Start of Rows

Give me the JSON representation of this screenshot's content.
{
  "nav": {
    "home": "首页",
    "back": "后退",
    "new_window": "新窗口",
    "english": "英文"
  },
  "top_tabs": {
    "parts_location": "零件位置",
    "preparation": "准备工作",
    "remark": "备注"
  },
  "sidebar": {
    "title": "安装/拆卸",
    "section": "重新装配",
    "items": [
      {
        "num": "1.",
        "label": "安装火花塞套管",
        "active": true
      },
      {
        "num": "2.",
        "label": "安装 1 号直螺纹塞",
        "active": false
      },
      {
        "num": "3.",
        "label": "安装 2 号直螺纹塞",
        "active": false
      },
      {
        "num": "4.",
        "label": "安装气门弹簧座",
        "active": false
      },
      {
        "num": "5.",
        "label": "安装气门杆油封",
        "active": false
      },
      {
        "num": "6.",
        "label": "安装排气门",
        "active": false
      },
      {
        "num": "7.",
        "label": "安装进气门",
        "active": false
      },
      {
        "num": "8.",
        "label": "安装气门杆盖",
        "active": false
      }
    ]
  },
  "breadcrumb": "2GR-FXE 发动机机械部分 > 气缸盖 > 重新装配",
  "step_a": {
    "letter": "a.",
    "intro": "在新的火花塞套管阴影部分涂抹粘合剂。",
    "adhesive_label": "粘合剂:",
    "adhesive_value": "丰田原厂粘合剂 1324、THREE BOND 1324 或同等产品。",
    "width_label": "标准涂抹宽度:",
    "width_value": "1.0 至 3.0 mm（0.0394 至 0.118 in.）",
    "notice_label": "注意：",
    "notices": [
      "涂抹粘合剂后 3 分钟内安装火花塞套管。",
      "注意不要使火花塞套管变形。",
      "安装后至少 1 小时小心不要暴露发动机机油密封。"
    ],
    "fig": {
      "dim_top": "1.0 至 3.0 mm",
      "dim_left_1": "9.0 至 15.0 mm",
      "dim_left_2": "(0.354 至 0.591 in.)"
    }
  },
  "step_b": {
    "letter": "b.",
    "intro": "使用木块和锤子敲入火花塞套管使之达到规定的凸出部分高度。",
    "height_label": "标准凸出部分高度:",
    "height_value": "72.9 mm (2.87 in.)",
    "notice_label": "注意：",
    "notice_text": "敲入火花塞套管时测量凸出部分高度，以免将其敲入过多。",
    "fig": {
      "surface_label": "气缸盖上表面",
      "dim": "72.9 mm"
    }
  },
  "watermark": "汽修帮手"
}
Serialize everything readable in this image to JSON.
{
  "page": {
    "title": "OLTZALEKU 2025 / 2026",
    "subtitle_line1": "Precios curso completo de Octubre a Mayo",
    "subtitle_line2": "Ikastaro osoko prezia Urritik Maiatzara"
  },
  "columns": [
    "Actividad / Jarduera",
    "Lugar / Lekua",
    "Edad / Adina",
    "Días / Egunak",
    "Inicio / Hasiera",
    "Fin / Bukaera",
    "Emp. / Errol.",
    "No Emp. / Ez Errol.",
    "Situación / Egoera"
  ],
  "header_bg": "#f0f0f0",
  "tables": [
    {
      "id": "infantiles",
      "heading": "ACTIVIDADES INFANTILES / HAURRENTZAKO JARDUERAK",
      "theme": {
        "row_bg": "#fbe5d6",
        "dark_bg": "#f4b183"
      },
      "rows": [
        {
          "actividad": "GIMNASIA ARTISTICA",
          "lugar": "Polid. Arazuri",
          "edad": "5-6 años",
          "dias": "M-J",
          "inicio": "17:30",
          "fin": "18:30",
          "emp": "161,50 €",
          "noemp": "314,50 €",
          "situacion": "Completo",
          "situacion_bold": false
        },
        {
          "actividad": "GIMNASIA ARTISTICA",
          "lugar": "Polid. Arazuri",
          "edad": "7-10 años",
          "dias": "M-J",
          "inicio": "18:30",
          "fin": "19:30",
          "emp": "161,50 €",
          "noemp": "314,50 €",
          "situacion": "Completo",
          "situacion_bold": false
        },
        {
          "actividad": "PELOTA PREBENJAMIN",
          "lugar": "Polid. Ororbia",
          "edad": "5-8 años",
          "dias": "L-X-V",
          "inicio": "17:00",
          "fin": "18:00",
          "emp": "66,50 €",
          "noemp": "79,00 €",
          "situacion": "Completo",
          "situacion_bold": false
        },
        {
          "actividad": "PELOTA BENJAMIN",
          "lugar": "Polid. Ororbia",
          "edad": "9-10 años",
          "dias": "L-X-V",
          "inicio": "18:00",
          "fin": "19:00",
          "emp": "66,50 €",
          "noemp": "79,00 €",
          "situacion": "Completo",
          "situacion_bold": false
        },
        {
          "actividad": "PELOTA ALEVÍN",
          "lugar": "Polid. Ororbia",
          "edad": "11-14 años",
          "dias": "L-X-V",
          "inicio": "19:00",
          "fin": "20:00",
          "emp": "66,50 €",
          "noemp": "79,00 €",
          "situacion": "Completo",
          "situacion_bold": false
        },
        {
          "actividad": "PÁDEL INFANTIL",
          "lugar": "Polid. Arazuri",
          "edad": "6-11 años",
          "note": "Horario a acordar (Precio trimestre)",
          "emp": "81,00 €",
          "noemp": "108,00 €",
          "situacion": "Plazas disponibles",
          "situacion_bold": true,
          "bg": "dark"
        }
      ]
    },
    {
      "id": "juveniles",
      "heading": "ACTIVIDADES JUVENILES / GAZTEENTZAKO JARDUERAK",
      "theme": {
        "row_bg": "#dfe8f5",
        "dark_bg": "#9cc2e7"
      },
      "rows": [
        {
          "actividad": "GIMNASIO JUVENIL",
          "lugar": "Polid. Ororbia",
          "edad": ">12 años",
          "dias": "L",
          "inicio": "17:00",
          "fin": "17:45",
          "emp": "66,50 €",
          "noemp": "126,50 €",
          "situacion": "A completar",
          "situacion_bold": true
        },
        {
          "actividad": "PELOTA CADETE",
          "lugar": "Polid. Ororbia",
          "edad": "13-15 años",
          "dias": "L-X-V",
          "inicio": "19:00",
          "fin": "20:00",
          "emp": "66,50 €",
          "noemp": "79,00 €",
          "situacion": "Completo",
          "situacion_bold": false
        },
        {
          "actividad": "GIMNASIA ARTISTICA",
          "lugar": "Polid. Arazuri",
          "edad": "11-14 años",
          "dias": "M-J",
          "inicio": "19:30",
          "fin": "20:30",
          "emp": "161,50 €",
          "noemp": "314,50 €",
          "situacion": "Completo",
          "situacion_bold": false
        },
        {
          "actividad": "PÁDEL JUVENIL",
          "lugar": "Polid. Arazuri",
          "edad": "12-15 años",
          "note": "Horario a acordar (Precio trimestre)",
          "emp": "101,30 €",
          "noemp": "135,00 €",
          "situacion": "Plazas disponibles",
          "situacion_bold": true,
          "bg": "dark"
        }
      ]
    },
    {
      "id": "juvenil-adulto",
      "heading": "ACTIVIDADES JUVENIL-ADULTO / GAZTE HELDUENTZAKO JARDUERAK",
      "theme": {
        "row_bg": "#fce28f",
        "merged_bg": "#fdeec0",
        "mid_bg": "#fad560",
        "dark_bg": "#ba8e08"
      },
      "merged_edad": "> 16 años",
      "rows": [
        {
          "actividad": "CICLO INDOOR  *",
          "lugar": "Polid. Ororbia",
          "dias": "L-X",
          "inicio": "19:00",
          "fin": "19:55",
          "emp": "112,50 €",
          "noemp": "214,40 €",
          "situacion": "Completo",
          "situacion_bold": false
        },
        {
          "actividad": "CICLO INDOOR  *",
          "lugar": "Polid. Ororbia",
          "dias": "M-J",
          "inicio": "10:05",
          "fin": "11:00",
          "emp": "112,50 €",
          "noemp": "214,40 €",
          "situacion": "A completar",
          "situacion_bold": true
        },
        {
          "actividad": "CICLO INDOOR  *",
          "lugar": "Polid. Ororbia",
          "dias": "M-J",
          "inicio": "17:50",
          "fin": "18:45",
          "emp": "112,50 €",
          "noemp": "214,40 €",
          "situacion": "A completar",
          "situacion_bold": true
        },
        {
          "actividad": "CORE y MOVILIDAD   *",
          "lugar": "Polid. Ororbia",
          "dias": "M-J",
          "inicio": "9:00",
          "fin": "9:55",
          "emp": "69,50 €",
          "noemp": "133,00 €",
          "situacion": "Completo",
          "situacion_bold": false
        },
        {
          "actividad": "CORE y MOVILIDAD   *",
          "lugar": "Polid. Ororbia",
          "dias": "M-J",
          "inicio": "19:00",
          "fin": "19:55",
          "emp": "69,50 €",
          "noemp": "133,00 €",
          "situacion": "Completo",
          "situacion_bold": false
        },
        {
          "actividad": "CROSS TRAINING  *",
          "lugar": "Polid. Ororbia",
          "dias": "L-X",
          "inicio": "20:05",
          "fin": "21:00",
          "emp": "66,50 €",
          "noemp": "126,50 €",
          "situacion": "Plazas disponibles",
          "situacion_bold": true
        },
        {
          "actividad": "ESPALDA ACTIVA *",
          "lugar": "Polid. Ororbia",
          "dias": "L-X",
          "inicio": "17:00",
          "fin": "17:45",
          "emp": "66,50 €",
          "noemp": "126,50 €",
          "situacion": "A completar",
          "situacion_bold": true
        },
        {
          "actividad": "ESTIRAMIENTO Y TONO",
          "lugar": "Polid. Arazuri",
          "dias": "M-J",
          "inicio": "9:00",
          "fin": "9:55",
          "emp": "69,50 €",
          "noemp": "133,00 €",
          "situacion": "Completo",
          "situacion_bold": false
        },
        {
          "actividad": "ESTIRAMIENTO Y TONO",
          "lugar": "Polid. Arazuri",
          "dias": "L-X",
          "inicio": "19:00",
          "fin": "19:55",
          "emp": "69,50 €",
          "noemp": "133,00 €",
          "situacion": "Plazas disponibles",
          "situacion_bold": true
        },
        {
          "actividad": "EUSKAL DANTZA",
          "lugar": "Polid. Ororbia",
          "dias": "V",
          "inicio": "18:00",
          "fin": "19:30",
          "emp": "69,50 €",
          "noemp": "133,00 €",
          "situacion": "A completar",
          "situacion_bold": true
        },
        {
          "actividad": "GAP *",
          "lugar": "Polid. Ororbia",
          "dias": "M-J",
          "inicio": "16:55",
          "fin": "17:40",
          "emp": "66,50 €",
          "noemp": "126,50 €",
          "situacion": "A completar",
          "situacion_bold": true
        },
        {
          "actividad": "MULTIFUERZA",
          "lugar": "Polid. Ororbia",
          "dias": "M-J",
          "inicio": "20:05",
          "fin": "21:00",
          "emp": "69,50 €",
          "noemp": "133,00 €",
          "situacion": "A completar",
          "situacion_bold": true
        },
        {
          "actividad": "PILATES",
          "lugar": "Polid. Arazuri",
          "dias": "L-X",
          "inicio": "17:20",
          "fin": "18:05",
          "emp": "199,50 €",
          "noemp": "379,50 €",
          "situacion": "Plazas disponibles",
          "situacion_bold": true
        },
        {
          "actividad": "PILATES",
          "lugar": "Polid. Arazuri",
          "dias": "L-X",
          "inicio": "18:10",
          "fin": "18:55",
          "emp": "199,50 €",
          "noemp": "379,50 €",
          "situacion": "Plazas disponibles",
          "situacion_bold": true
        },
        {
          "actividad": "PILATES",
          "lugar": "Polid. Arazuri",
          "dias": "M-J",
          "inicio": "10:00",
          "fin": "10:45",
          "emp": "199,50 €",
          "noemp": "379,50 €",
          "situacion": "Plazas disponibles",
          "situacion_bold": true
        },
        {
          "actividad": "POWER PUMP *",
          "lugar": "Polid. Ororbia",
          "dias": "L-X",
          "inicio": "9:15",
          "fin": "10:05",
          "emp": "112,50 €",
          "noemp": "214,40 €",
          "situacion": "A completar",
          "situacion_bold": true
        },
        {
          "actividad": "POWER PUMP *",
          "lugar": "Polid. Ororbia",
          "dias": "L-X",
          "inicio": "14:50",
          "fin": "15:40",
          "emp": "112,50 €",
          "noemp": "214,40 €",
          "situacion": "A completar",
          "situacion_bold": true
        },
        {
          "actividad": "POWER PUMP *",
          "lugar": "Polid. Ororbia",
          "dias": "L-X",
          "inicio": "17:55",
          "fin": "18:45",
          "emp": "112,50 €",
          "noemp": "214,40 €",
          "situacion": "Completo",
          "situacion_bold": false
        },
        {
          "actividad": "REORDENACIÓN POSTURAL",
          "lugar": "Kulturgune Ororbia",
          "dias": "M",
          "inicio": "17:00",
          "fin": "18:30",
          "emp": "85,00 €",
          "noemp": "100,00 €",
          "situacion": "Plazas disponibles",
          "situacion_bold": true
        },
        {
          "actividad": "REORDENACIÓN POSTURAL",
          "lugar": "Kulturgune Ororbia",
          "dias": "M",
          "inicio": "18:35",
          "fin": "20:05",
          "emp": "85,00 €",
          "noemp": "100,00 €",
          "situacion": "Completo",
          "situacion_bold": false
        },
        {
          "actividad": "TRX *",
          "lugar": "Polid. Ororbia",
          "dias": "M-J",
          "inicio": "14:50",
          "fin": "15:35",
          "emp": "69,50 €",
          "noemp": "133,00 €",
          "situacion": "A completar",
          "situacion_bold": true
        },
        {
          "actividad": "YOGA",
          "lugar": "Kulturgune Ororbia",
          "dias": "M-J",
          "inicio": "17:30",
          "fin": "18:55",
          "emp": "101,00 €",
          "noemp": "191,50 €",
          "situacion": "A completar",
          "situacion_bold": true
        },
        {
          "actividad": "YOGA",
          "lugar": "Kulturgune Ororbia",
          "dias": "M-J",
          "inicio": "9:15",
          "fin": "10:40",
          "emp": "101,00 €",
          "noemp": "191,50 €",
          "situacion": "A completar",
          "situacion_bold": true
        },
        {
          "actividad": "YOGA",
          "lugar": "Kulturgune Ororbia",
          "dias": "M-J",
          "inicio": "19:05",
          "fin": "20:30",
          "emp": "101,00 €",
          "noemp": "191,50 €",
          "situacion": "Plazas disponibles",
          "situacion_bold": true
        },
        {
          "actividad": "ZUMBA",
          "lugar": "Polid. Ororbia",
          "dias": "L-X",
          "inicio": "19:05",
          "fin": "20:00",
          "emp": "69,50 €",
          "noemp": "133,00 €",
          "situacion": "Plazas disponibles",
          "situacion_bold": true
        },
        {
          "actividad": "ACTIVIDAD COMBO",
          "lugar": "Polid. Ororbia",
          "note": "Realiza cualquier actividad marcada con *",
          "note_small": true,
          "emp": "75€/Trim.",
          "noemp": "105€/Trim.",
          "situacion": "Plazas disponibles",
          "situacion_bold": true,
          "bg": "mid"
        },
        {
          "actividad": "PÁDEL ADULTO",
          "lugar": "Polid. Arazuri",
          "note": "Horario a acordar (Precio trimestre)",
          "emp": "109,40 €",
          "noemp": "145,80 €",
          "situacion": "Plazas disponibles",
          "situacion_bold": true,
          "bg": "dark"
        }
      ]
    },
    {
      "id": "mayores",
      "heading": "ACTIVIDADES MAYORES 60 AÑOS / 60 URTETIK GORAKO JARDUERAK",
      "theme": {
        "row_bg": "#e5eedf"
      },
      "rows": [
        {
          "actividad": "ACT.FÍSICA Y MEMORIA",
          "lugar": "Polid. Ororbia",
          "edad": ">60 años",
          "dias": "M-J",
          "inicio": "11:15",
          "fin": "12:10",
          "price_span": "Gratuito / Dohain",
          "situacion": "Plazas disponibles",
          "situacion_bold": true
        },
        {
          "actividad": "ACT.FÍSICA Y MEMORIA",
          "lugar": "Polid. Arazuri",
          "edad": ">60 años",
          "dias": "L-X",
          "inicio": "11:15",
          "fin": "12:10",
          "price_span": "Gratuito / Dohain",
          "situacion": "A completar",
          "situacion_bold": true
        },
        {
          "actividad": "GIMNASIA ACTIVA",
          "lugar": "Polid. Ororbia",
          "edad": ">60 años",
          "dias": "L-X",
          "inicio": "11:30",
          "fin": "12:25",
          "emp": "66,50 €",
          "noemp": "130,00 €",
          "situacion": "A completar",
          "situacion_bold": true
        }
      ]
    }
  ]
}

End of Rows

Copy every line of the records above that holds the word "JARDUERAK".

> [Task response]
      "heading": "ACTIVIDADES INFANTILES / HAURRENTZAKO JARDUERAK",
      "heading": "ACTIVIDADES JUVENILES / GAZTEENTZAKO JARDUERAK",
      "heading": "ACTIVIDADES JUVENIL-ADULTO / GAZTE HELDUENTZAKO JARDUERAK",
      "heading": "ACTIVIDADES MAYORES 60 AÑOS / 60 URTETIK GORAKO JARDUERAK",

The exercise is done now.